*Instructions for the task*: Echo the items verbatim, everything from the line containing "tweet[interactable]: Ashley Evans" down to the line containing "text-segment: -User stories", with both of those lines included.

*Entries shown*:
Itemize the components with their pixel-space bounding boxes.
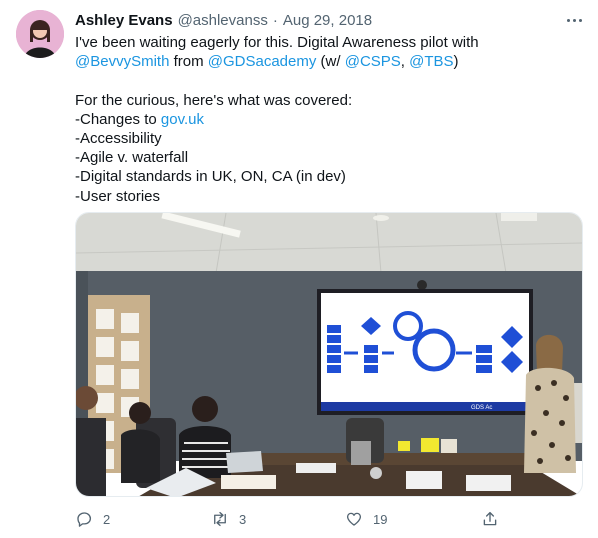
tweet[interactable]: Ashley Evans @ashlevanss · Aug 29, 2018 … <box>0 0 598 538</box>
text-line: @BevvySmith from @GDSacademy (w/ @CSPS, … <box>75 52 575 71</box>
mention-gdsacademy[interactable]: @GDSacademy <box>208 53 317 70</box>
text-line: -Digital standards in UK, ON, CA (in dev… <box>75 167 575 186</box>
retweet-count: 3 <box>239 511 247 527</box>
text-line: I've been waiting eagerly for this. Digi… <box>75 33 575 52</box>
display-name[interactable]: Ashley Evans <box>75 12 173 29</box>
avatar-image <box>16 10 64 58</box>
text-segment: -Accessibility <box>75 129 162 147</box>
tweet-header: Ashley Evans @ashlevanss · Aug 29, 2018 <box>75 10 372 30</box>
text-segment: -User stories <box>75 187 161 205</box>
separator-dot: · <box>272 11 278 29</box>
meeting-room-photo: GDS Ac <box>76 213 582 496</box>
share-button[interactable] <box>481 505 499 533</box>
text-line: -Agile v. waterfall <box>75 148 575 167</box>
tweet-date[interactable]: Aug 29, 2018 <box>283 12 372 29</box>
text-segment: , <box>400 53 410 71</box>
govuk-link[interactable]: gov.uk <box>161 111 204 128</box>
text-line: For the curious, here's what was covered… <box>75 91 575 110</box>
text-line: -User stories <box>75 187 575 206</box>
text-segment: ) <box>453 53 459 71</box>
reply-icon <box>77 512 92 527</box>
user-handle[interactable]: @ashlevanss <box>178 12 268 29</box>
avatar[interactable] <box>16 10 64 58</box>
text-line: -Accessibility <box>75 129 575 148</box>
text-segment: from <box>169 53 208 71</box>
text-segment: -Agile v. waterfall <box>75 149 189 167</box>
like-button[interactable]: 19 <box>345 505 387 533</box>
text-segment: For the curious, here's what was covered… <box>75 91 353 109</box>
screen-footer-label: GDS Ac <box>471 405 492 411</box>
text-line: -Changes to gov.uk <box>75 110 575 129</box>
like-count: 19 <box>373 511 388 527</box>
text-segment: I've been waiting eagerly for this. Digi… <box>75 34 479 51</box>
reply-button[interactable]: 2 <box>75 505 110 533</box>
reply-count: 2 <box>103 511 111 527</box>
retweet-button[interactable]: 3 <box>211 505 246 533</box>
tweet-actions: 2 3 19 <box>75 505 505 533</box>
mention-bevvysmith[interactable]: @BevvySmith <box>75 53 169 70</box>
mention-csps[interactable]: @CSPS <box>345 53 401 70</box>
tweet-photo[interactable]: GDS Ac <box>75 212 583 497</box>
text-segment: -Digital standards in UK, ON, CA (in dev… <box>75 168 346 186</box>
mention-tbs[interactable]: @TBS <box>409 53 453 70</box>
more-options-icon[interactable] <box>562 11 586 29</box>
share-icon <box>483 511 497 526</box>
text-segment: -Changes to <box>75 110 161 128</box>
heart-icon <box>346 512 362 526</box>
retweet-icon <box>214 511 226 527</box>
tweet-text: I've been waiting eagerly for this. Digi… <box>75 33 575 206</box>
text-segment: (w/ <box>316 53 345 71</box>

*Solution for this exercise*:
tweet[interactable]: Ashley Evans @ashlevanss · Aug 29, 2018 … <box>0 0 598 538</box>
text-line: @BevvySmith from @GDSacademy (w/ @CSPS, … <box>75 52 575 71</box>
mention-gdsacademy[interactable]: @GDSacademy <box>208 53 317 70</box>
text-line: -Digital standards in UK, ON, CA (in dev… <box>75 167 575 186</box>
retweet-count: 3 <box>239 511 247 527</box>
text-line: I've been waiting eagerly for this. Digi… <box>75 33 575 52</box>
display-name[interactable]: Ashley Evans <box>75 12 173 29</box>
avatar-image <box>16 10 64 58</box>
text-segment: -Accessibility <box>75 129 162 147</box>
tweet-header: Ashley Evans @ashlevanss · Aug 29, 2018 <box>75 10 372 30</box>
text-segment: -User stories <box>75 187 161 205</box>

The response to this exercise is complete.